Task prompt: Extract every record, keeping each one exactly as it is.

□ □ □ □ □ □ □

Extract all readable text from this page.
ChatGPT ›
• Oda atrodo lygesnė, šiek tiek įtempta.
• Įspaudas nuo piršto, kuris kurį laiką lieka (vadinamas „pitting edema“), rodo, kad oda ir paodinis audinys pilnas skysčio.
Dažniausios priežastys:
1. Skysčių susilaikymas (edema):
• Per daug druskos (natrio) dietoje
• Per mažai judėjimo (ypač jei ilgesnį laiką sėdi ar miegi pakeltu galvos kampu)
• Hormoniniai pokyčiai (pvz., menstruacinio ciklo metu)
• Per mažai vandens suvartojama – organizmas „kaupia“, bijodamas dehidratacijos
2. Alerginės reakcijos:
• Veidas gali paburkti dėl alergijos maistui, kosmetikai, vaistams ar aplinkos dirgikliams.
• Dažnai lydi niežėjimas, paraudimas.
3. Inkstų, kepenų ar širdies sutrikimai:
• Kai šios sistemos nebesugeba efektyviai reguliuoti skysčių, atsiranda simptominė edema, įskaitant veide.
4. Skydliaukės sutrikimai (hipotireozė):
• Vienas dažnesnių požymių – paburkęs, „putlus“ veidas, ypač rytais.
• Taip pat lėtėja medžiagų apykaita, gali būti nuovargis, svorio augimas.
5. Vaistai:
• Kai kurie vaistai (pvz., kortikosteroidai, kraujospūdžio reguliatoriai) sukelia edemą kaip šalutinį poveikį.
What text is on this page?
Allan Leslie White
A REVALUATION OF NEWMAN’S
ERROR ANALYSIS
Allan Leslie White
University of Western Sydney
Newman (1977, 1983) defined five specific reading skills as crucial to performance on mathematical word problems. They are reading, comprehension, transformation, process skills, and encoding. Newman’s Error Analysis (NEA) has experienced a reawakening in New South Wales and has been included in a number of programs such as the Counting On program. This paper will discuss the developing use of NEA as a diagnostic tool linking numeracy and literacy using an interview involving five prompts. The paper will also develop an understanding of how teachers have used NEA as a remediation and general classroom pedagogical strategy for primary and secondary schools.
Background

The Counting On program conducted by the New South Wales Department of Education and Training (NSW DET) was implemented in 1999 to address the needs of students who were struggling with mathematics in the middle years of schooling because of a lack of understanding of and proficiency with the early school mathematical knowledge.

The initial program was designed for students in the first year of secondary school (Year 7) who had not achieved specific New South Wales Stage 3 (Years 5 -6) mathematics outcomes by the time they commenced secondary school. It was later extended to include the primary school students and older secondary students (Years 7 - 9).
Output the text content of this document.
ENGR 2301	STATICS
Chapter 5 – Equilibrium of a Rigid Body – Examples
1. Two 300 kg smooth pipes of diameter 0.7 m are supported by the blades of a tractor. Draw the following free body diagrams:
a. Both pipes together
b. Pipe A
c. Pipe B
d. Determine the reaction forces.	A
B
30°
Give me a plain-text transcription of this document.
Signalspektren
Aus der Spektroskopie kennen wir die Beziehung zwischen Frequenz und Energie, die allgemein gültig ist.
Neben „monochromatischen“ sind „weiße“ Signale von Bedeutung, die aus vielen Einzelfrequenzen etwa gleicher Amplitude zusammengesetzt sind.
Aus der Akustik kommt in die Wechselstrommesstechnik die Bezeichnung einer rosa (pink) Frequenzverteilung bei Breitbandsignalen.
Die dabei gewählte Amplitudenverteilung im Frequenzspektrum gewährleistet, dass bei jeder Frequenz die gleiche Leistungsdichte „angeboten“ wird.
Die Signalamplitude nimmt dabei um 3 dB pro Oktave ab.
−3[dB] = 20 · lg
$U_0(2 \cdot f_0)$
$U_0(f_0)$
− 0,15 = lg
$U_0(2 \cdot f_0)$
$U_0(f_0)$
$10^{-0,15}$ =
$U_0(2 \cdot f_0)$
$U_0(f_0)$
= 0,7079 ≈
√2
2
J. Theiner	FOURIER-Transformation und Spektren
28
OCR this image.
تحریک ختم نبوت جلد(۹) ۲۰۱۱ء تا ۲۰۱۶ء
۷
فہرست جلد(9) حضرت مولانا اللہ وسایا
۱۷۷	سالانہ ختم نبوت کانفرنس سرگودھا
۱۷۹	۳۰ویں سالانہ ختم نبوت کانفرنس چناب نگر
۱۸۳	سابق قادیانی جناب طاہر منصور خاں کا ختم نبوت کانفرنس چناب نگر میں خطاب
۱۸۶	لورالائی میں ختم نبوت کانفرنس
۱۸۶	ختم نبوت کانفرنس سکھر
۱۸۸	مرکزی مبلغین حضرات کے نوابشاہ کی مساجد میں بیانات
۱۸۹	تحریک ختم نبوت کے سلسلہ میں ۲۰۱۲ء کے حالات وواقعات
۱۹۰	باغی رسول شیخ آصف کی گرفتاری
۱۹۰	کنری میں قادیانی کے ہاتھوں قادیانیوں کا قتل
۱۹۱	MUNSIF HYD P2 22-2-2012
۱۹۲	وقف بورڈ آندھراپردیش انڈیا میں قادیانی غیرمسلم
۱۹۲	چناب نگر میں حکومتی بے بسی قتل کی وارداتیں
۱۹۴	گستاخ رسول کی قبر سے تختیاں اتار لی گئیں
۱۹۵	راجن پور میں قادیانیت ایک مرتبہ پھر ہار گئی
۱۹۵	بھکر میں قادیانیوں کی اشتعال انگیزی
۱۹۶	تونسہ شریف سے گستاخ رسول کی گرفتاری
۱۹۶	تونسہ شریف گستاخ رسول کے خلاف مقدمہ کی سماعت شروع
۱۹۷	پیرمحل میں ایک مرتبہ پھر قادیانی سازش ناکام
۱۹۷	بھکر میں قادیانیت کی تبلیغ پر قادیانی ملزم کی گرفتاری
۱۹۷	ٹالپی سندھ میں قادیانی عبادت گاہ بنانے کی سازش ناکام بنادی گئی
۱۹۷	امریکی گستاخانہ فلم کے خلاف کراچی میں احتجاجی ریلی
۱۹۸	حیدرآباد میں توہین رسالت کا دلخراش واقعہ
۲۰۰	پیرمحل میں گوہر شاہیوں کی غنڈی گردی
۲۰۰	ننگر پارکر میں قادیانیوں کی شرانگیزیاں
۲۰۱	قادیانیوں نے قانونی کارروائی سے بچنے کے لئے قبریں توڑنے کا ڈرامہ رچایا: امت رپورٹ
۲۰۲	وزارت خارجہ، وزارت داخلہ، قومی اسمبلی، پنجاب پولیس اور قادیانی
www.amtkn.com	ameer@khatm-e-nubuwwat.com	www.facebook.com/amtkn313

□ □ □ □ □ □ □

Complete output:
Extract all readable text from this page.
ChatGPT ›
• Oda atrodo lygesnė, šiek tiek įtempta.
• Įspaudas nuo piršto, kuris kurį laiką lieka (vadinamas „pitting edema“), rodo, kad oda ir paodinis audinys pilnas skysčio.
Dažniausios priežastys:
1. Skysčių susilaikymas (edema):
• Per daug druskos (natrio) dietoje
• Per mažai judėjimo (ypač jei ilgesnį laiką sėdi ar miegi pakeltu galvos kampu)
• Hormoniniai pokyčiai (pvz., menstruacinio ciklo metu)
• Per mažai vandens suvartojama – organizmas „kaupia“, bijodamas dehidratacijos
2. Alerginės reakcijos:
• Veidas gali paburkti dėl alergijos maistui, kosmetikai, vaistams ar aplinkos dirgikliams.
• Dažnai lydi niežėjimas, paraudimas.
3. Inkstų, kepenų ar širdies sutrikimai:
• Kai šios sistemos nebesugeba efektyviai reguliuoti skysčių, atsiranda simptominė edema, įskaitant veide.
4. Skydliaukės sutrikimai (hipotireozė):
• Vienas dažnesnių požymių – paburkęs, „putlus“ veidas, ypač rytais.
• Taip pat lėtėja medžiagų apykaita, gali būti nuovargis, svorio augimas.
5. Vaistai:
• Kai kurie vaistai (pvz., kortikosteroidai, kraujospūdžio reguliatoriai) sukelia edemą kaip šalutinį poveikį.
What text is on this page?
Allan Leslie White
A REVALUATION OF NEWMAN’S
ERROR ANALYSIS
Allan Leslie White
University of Western Sydney
Newman (1977, 1983) defined five specific reading skills as crucial to performance on mathematical word problems. They are reading, comprehension, transformation, process skills, and encoding. Newman’s Error Analysis (NEA) has experienced a reawakening in New South Wales and has been included in a number of programs such as the Counting On program. This paper will discuss the developing use of NEA as a diagnostic tool linking numeracy and literacy using an interview involving five prompts. The paper will also develop an understanding of how teachers have used NEA as a remediation and general classroom pedagogical strategy for primary and secondary schools.
Background

The Counting On program conducted by the New South Wales Department of Education and Training (NSW DET) was implemented in 1999 to address the needs of students who were struggling with mathematics in the middle years of schooling because of a lack of understanding of and proficiency with the early school mathematical knowledge.

The initial program was designed for students in the first year of secondary school (Year 7) who had not achieved specific New South Wales Stage 3 (Years 5 -6) mathematics outcomes by the time they commenced secondary school. It was later extended to include the primary school students and older secondary students (Years 7 - 9).
Output the text content of this document.
ENGR 2301	STATICS
Chapter 5 – Equilibrium of a Rigid Body – Examples
1. Two 300 kg smooth pipes of diameter 0.7 m are supported by the blades of a tractor. Draw the following free body diagrams:
a. Both pipes together
b. Pipe A
c. Pipe B
d. Determine the reaction forces.	A
B
30°
Give me a plain-text transcription of this document.
Signalspektren
Aus der Spektroskopie kennen wir die Beziehung zwischen Frequenz und Energie, die allgemein gültig ist.
Neben „monochromatischen“ sind „weiße“ Signale von Bedeutung, die aus vielen Einzelfrequenzen etwa gleicher Amplitude zusammengesetzt sind.
Aus der Akustik kommt in die Wechselstrommesstechnik die Bezeichnung einer rosa (pink) Frequenzverteilung bei Breitbandsignalen.
Die dabei gewählte Amplitudenverteilung im Frequenzspektrum gewährleistet, dass bei jeder Frequenz die gleiche Leistungsdichte „angeboten“ wird.
Die Signalamplitude nimmt dabei um 3 dB pro Oktave ab.
−3[dB] = 20 · lg
$U_0(2 \cdot f_0)$
$U_0(f_0)$
− 0,15 = lg
$U_0(2 \cdot f_0)$
$U_0(f_0)$
$10^{-0,15}$ =
$U_0(2 \cdot f_0)$
$U_0(f_0)$
= 0,7079 ≈
√2
2
J. Theiner	FOURIER-Transformation und Spektren
28
OCR this image.
تحریک ختم نبوت جلد(۹) ۲۰۱۱ء تا ۲۰۱۶ء
۷
فہرست جلد(9) حضرت مولانا اللہ وسایا
۱۷۷	سالانہ ختم نبوت کانفرنس سرگودھا
۱۷۹	۳۰ویں سالانہ ختم نبوت کانفرنس چناب نگر
۱۸۳	سابق قادیانی جناب طاہر منصور خاں کا ختم نبوت کانفرنس چناب نگر میں خطاب
۱۸۶	لورالائی میں ختم نبوت کانفرنس
۱۸۶	ختم نبوت کانفرنس سکھر
۱۸۸	مرکزی مبلغین حضرات کے نوابشاہ کی مساجد میں بیانات
۱۸۹	تحریک ختم نبوت کے سلسلہ میں ۲۰۱۲ء کے حالات وواقعات
۱۹۰	باغی رسول شیخ آصف کی گرفتاری
۱۹۰	کنری میں قادیانی کے ہاتھوں قادیانیوں کا قتل
۱۹۱	MUNSIF HYD P2 22-2-2012
۱۹۲	وقف بورڈ آندھراپردیش انڈیا میں قادیانی غیرمسلم
۱۹۲	چناب نگر میں حکومتی بے بسی قتل کی وارداتیں
۱۹۴	گستاخ رسول کی قبر سے تختیاں اتار لی گئیں
۱۹۵	راجن پور میں قادیانیت ایک مرتبہ پھر ہار گئی
۱۹۵	بھکر میں قادیانیوں کی اشتعال انگیزی
۱۹۶	تونسہ شریف سے گستاخ رسول کی گرفتاری
۱۹۶	تونسہ شریف گستاخ رسول کے خلاف مقدمہ کی سماعت شروع
۱۹۷	پیرمحل میں ایک مرتبہ پھر قادیانی سازش ناکام
۱۹۷	بھکر میں قادیانیت کی تبلیغ پر قادیانی ملزم کی گرفتاری
۱۹۷	ٹالپی سندھ میں قادیانی عبادت گاہ بنانے کی سازش ناکام بنادی گئی
۱۹۷	امریکی گستاخانہ فلم کے خلاف کراچی میں احتجاجی ریلی
۱۹۸	حیدرآباد میں توہین رسالت کا دلخراش واقعہ
۲۰۰	پیرمحل میں گوہر شاہیوں کی غنڈی گردی
۲۰۰	ننگر پارکر میں قادیانیوں کی شرانگیزیاں
۲۰۱	قادیانیوں نے قانونی کارروائی سے بچنے کے لئے قبریں توڑنے کا ڈرامہ رچایا: امت رپورٹ
۲۰۲	وزارت خارجہ، وزارت داخلہ، قومی اسمبلی، پنجاب پولیس اور قادیانی
www.amtkn.com	ameer@khatm-e-nubuwwat.com	www.facebook.com/amtkn313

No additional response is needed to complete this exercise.